Please write out all the records again, replacing "CONVERSIONS" with "CHART" everywhere it appears and leaving everything else unchanged.
+ + +
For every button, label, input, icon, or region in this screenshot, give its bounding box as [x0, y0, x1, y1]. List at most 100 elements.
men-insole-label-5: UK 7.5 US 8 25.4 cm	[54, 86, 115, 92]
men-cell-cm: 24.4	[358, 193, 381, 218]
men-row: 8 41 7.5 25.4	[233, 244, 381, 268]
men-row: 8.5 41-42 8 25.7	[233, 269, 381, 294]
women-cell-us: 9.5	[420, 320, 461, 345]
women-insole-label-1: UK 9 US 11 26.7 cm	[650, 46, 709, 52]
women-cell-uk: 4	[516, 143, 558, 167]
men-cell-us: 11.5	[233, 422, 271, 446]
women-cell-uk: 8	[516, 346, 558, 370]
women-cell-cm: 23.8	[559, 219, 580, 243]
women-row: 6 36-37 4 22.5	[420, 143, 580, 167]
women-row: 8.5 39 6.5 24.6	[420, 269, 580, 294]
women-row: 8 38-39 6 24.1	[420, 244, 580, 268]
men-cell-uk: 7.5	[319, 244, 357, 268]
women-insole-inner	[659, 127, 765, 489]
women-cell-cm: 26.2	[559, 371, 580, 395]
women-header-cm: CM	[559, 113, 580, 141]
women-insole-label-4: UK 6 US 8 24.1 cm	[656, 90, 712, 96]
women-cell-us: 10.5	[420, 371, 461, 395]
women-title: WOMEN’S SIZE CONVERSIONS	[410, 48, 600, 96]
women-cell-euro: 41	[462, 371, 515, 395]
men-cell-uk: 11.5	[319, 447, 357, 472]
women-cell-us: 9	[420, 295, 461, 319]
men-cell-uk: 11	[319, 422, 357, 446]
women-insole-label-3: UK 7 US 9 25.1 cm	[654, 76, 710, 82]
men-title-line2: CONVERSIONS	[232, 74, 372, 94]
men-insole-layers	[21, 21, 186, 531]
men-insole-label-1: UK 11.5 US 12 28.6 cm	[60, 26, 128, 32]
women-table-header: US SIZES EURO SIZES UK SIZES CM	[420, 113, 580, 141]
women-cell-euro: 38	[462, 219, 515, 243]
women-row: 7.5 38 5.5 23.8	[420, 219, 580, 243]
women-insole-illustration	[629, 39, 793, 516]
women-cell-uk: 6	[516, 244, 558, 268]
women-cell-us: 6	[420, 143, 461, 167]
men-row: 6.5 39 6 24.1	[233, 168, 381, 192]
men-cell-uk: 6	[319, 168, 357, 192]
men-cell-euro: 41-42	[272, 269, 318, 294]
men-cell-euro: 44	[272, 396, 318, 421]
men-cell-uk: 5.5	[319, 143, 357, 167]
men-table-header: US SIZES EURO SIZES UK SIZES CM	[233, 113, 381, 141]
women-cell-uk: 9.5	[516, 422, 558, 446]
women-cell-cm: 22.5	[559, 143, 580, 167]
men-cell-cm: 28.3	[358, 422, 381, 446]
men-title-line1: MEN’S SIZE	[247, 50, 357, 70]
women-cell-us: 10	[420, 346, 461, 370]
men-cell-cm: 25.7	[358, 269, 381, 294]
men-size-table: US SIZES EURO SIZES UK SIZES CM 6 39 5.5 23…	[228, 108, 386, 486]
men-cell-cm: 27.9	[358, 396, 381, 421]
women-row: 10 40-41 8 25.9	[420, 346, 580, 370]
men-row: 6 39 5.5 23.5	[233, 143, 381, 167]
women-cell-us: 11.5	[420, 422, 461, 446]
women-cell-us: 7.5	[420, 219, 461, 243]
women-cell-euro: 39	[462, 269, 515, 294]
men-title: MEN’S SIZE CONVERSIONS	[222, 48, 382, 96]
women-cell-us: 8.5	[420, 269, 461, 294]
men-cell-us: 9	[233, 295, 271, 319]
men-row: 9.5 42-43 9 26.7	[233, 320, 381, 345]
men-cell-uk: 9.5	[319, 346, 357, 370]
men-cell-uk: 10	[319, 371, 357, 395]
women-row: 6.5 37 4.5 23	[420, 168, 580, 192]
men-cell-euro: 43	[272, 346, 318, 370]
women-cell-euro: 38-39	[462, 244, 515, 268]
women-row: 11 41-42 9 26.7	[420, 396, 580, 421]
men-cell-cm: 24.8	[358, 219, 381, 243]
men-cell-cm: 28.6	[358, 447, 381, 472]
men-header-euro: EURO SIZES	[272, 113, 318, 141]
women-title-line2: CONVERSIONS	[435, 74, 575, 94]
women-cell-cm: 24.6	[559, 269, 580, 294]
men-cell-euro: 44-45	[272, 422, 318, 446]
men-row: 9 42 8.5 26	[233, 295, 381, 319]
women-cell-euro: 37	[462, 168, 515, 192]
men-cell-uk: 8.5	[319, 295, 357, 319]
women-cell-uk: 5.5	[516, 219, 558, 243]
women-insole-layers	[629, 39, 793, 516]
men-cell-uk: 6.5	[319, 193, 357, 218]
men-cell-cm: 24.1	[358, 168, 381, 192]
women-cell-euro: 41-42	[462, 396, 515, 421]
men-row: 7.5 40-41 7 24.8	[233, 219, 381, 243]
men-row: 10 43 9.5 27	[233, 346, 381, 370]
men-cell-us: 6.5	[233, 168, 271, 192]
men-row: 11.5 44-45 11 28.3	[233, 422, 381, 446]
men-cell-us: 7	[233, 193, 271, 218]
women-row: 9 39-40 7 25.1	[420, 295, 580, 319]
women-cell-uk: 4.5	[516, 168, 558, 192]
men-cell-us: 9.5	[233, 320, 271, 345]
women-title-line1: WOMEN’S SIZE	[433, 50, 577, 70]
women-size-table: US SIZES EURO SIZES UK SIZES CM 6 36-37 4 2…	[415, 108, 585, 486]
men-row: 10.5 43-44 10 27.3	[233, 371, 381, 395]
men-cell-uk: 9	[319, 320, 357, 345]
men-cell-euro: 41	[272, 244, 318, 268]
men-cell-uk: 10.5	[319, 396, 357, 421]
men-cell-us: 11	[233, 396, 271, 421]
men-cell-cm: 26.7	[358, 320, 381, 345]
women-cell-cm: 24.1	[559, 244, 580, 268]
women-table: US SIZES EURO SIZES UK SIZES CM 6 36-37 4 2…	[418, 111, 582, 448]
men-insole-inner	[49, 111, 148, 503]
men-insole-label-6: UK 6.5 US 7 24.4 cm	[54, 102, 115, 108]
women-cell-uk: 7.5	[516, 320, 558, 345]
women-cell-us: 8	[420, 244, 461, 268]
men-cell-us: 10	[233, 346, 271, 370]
+ + +
**RESULT OF THE EXERCISE**.
For every button, label, input, icon, or region in this screenshot, give its bounding box as [x0, y0, x1, y1]. List at most 100 elements.
men-insole-label-5: UK 7.5 US 8 25.4 cm	[54, 86, 115, 92]
men-cell-cm: 24.4	[358, 193, 381, 218]
men-row: 8 41 7.5 25.4	[233, 244, 381, 268]
men-row: 8.5 41-42 8 25.7	[233, 269, 381, 294]
women-cell-us: 9.5	[420, 320, 461, 345]
women-insole-label-1: UK 9 US 11 26.7 cm	[650, 46, 709, 52]
women-cell-uk: 4	[516, 143, 558, 167]
men-cell-us: 11.5	[233, 422, 271, 446]
women-cell-uk: 8	[516, 346, 558, 370]
women-cell-cm: 23.8	[559, 219, 580, 243]
women-row: 6 36-37 4 22.5	[420, 143, 580, 167]
women-row: 8.5 39 6.5 24.6	[420, 269, 580, 294]
women-row: 8 38-39 6 24.1	[420, 244, 580, 268]
men-cell-uk: 7.5	[319, 244, 357, 268]
women-insole-inner	[659, 127, 765, 489]
women-cell-cm: 26.2	[559, 371, 580, 395]
women-header-cm: CM	[559, 113, 580, 141]
women-insole-label-4: UK 6 US 8 24.1 cm	[656, 90, 712, 96]
women-cell-us: 10.5	[420, 371, 461, 395]
women-title: WOMEN’S SIZE CHART	[410, 48, 600, 96]
women-cell-euro: 41	[462, 371, 515, 395]
men-cell-uk: 11.5	[319, 447, 357, 472]
women-cell-us: 9	[420, 295, 461, 319]
men-cell-uk: 11	[319, 422, 357, 446]
women-insole-label-3: UK 7 US 9 25.1 cm	[654, 76, 710, 82]
men-title-line2: CHART	[232, 74, 372, 94]
men-insole-layers	[21, 21, 186, 531]
men-insole-label-1: UK 11.5 US 12 28.6 cm	[60, 26, 128, 32]
women-table-header: US SIZES EURO SIZES UK SIZES CM	[420, 113, 580, 141]
women-cell-euro: 38	[462, 219, 515, 243]
women-row: 7.5 38 5.5 23.8	[420, 219, 580, 243]
women-insole-illustration	[629, 39, 793, 516]
women-cell-uk: 6	[516, 244, 558, 268]
women-cell-us: 6	[420, 143, 461, 167]
men-row: 6.5 39 6 24.1	[233, 168, 381, 192]
men-cell-uk: 6	[319, 168, 357, 192]
men-cell-euro: 41-42	[272, 269, 318, 294]
men-cell-euro: 44	[272, 396, 318, 421]
men-cell-uk: 5.5	[319, 143, 357, 167]
men-table-header: US SIZES EURO SIZES UK SIZES CM	[233, 113, 381, 141]
women-cell-uk: 9.5	[516, 422, 558, 446]
women-cell-cm: 22.5	[559, 143, 580, 167]
men-cell-cm: 28.3	[358, 422, 381, 446]
men-title-line1: MEN’S SIZE	[247, 50, 357, 70]
women-cell-us: 10	[420, 346, 461, 370]
men-cell-cm: 25.7	[358, 269, 381, 294]
men-size-table: US SIZES EURO SIZES UK SIZES CM 6 39 5.5 23…	[228, 108, 386, 486]
men-cell-cm: 27.9	[358, 396, 381, 421]
women-row: 10 40-41 8 25.9	[420, 346, 580, 370]
men-row: 6 39 5.5 23.5	[233, 143, 381, 167]
women-cell-us: 11.5	[420, 422, 461, 446]
women-cell-us: 7.5	[420, 219, 461, 243]
women-cell-euro: 39	[462, 269, 515, 294]
men-title: MEN’S SIZE CHART	[222, 48, 382, 96]
women-cell-us: 8.5	[420, 269, 461, 294]
men-cell-us: 9	[233, 295, 271, 319]
men-row: 9.5 42-43 9 26.7	[233, 320, 381, 345]
men-cell-uk: 9.5	[319, 346, 357, 370]
men-cell-uk: 10	[319, 371, 357, 395]
women-row: 6.5 37 4.5 23	[420, 168, 580, 192]
men-cell-euro: 43	[272, 346, 318, 370]
women-cell-euro: 38-39	[462, 244, 515, 268]
women-row: 11 41-42 9 26.7	[420, 396, 580, 421]
men-cell-cm: 24.8	[358, 219, 381, 243]
men-cell-cm: 28.6	[358, 447, 381, 472]
men-header-euro: EURO SIZES	[272, 113, 318, 141]
women-title-line2: CHART	[435, 74, 575, 94]
women-cell-cm: 24.6	[559, 269, 580, 294]
men-cell-euro: 44-45	[272, 422, 318, 446]
men-row: 9 42 8.5 26	[233, 295, 381, 319]
women-cell-euro: 37	[462, 168, 515, 192]
men-cell-uk: 8.5	[319, 295, 357, 319]
women-cell-uk: 5.5	[516, 219, 558, 243]
women-insole-layers	[629, 39, 793, 516]
men-cell-uk: 6.5	[319, 193, 357, 218]
men-cell-cm: 24.1	[358, 168, 381, 192]
women-cell-euro: 41-42	[462, 396, 515, 421]
men-row: 7.5 40-41 7 24.8	[233, 219, 381, 243]
men-row: 10 43 9.5 27	[233, 346, 381, 370]
men-cell-us: 6.5	[233, 168, 271, 192]
men-row: 11.5 44-45 11 28.3	[233, 422, 381, 446]
men-cell-us: 7	[233, 193, 271, 218]
women-row: 9 39-40 7 25.1	[420, 295, 580, 319]
women-cell-uk: 4.5	[516, 168, 558, 192]
men-cell-us: 9.5	[233, 320, 271, 345]
women-title-line1: WOMEN’S SIZE	[433, 50, 577, 70]
women-size-table: US SIZES EURO SIZES UK SIZES CM 6 36-37 4 2…	[415, 108, 585, 486]
men-row: 10.5 43-44 10 27.3	[233, 371, 381, 395]
men-cell-uk: 9	[319, 320, 357, 345]
men-cell-euro: 41	[272, 244, 318, 268]
men-cell-uk: 10.5	[319, 396, 357, 421]
men-cell-us: 11	[233, 396, 271, 421]
men-cell-cm: 26.7	[358, 320, 381, 345]
women-cell-cm: 24.1	[559, 244, 580, 268]
women-table: US SIZES EURO SIZES UK SIZES CM 6 36-37 4 2…	[418, 111, 582, 448]
men-insole-inner	[49, 111, 148, 503]
men-insole-label-6: UK 6.5 US 7 24.4 cm	[54, 102, 115, 108]
women-cell-uk: 7.5	[516, 320, 558, 345]
women-cell-us: 8	[420, 244, 461, 268]
men-cell-us: 10	[233, 346, 271, 370]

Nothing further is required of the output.